◆ **Exercise instructions**: Repeat every record below exactly as written.

═══ Information given ═══

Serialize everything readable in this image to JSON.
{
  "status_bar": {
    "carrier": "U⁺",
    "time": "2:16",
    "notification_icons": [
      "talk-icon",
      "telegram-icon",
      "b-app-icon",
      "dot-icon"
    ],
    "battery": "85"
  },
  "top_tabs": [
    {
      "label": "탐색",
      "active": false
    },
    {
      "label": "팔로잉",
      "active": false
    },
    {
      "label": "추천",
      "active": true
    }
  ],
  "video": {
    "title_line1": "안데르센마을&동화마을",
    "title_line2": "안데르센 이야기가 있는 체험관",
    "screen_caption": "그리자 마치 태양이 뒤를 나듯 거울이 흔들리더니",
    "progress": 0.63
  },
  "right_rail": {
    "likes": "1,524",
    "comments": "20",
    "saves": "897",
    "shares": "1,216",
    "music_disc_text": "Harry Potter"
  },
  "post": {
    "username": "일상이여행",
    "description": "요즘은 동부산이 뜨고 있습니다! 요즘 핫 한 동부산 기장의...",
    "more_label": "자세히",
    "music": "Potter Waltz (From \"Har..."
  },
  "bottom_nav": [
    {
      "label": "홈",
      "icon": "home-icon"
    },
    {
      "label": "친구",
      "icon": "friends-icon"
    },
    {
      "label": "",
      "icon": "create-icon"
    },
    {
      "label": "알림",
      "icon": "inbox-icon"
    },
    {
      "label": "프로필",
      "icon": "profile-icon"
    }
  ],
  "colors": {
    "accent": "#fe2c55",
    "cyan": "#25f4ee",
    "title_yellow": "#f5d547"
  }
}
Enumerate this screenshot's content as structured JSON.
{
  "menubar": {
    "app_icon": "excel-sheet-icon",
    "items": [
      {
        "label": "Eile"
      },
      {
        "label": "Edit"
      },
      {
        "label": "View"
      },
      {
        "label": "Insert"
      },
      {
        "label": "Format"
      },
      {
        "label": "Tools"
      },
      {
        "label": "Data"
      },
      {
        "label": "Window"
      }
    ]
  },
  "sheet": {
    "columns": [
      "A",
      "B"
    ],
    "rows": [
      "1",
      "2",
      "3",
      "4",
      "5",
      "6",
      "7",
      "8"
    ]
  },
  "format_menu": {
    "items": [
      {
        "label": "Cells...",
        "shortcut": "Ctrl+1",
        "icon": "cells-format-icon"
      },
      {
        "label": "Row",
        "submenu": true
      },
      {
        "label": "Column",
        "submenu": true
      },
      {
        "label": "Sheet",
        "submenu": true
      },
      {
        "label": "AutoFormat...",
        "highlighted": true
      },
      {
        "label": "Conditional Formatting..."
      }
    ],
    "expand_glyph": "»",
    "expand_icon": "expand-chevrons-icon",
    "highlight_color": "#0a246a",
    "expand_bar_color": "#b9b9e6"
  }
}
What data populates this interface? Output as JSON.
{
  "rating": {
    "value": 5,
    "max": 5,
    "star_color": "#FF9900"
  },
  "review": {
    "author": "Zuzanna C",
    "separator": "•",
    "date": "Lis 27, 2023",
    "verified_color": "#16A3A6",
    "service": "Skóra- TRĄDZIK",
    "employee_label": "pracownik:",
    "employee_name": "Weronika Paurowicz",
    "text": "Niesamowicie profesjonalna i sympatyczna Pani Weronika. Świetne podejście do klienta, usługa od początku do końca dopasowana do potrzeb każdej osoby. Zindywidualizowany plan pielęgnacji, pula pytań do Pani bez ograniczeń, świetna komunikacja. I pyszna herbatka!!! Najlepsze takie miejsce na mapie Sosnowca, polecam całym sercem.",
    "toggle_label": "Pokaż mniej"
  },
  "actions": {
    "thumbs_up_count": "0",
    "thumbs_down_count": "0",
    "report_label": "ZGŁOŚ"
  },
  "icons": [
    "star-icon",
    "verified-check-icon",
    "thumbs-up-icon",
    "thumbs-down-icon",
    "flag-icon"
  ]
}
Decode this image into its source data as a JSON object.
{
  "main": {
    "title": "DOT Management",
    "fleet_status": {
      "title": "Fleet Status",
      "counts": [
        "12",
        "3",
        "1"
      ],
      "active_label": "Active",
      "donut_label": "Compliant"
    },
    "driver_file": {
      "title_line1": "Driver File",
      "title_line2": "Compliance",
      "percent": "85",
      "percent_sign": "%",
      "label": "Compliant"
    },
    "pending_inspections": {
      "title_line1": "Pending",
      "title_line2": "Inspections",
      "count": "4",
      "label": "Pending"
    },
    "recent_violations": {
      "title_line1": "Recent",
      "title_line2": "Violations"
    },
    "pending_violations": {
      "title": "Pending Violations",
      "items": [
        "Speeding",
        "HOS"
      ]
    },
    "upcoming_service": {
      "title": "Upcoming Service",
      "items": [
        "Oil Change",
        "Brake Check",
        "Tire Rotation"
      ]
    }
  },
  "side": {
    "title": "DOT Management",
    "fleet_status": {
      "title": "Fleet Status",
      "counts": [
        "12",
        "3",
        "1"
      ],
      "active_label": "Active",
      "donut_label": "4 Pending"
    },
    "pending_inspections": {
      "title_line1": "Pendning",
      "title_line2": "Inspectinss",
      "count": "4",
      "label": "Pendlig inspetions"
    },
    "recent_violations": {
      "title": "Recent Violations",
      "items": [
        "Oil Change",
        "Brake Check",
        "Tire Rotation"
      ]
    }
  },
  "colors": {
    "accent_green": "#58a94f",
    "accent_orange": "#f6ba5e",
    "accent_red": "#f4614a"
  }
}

═══

◆ **Written solution**:
Serialize everything readable in this image to JSON.
{
  "status_bar": {
    "carrier": "U⁺",
    "time": "2:16",
    "notification_icons": [
      "talk-icon",
      "telegram-icon",
      "b-app-icon",
      "dot-icon"
    ],
    "battery": "85"
  },
  "top_tabs": [
    {
      "label": "탐색",
      "active": false
    },
    {
      "label": "팔로잉",
      "active": false
    },
    {
      "label": "추천",
      "active": true
    }
  ],
  "video": {
    "title_line1": "안데르센마을&동화마을",
    "title_line2": "안데르센 이야기가 있는 체험관",
    "screen_caption": "그리자 마치 태양이 뒤를 나듯 거울이 흔들리더니",
    "progress": 0.63
  },
  "right_rail": {
    "likes": "1,524",
    "comments": "20",
    "saves": "897",
    "shares": "1,216",
    "music_disc_text": "Harry Potter"
  },
  "post": {
    "username": "일상이여행",
    "description": "요즘은 동부산이 뜨고 있습니다! 요즘 핫 한 동부산 기장의...",
    "more_label": "자세히",
    "music": "Potter Waltz (From \"Har..."
  },
  "bottom_nav": [
    {
      "label": "홈",
      "icon": "home-icon"
    },
    {
      "label": "친구",
      "icon": "friends-icon"
    },
    {
      "label": "",
      "icon": "create-icon"
    },
    {
      "label": "알림",
      "icon": "inbox-icon"
    },
    {
      "label": "프로필",
      "icon": "profile-icon"
    }
  ],
  "colors": {
    "accent": "#fe2c55",
    "cyan": "#25f4ee",
    "title_yellow": "#f5d547"
  }
}
Enumerate this screenshot's content as structured JSON.
{
  "menubar": {
    "app_icon": "excel-sheet-icon",
    "items": [
      {
        "label": "Eile"
      },
      {
        "label": "Edit"
      },
      {
        "label": "View"
      },
      {
        "label": "Insert"
      },
      {
        "label": "Format"
      },
      {
        "label": "Tools"
      },
      {
        "label": "Data"
      },
      {
        "label": "Window"
      }
    ]
  },
  "sheet": {
    "columns": [
      "A",
      "B"
    ],
    "rows": [
      "1",
      "2",
      "3",
      "4",
      "5",
      "6",
      "7",
      "8"
    ]
  },
  "format_menu": {
    "items": [
      {
        "label": "Cells...",
        "shortcut": "Ctrl+1",
        "icon": "cells-format-icon"
      },
      {
        "label": "Row",
        "submenu": true
      },
      {
        "label": "Column",
        "submenu": true
      },
      {
        "label": "Sheet",
        "submenu": true
      },
      {
        "label": "AutoFormat...",
        "highlighted": true
      },
      {
        "label": "Conditional Formatting..."
      }
    ],
    "expand_glyph": "»",
    "expand_icon": "expand-chevrons-icon",
    "highlight_color": "#0a246a",
    "expand_bar_color": "#b9b9e6"
  }
}
What data populates this interface? Output as JSON.
{
  "rating": {
    "value": 5,
    "max": 5,
    "star_color": "#FF9900"
  },
  "review": {
    "author": "Zuzanna C",
    "separator": "•",
    "date": "Lis 27, 2023",
    "verified_color": "#16A3A6",
    "service": "Skóra- TRĄDZIK",
    "employee_label": "pracownik:",
    "employee_name": "Weronika Paurowicz",
    "text": "Niesamowicie profesjonalna i sympatyczna Pani Weronika. Świetne podejście do klienta, usługa od początku do końca dopasowana do potrzeb każdej osoby. Zindywidualizowany plan pielęgnacji, pula pytań do Pani bez ograniczeń, świetna komunikacja. I pyszna herbatka!!! Najlepsze takie miejsce na mapie Sosnowca, polecam całym sercem.",
    "toggle_label": "Pokaż mniej"
  },
  "actions": {
    "thumbs_up_count": "0",
    "thumbs_down_count": "0",
    "report_label": "ZGŁOŚ"
  },
  "icons": [
    "star-icon",
    "verified-check-icon",
    "thumbs-up-icon",
    "thumbs-down-icon",
    "flag-icon"
  ]
}
Decode this image into its source data as a JSON object.
{
  "main": {
    "title": "DOT Management",
    "fleet_status": {
      "title": "Fleet Status",
      "counts": [
        "12",
        "3",
        "1"
      ],
      "active_label": "Active",
      "donut_label": "Compliant"
    },
    "driver_file": {
      "title_line1": "Driver File",
      "title_line2": "Compliance",
      "percent": "85",
      "percent_sign": "%",
      "label": "Compliant"
    },
    "pending_inspections": {
      "title_line1": "Pending",
      "title_line2": "Inspections",
      "count": "4",
      "label": "Pending"
    },
    "recent_violations": {
      "title_line1": "Recent",
      "title_line2": "Violations"
    },
    "pending_violations": {
      "title": "Pending Violations",
      "items": [
        "Speeding",
        "HOS"
      ]
    },
    "upcoming_service": {
      "title": "Upcoming Service",
      "items": [
        "Oil Change",
        "Brake Check",
        "Tire Rotation"
      ]
    }
  },
  "side": {
    "title": "DOT Management",
    "fleet_status": {
      "title": "Fleet Status",
      "counts": [
        "12",
        "3",
        "1"
      ],
      "active_label": "Active",
      "donut_label": "4 Pending"
    },
    "pending_inspections": {
      "title_line1": "Pendning",
      "title_line2": "Inspectinss",
      "count": "4",
      "label": "Pendlig inspetions"
    },
    "recent_violations": {
      "title": "Recent Violations",
      "items": [
        "Oil Change",
        "Brake Check",
        "Tire Rotation"
      ]
    }
  },
  "colors": {
    "accent_green": "#58a94f",
    "accent_orange": "#f6ba5e",
    "accent_red": "#f4614a"
  }
}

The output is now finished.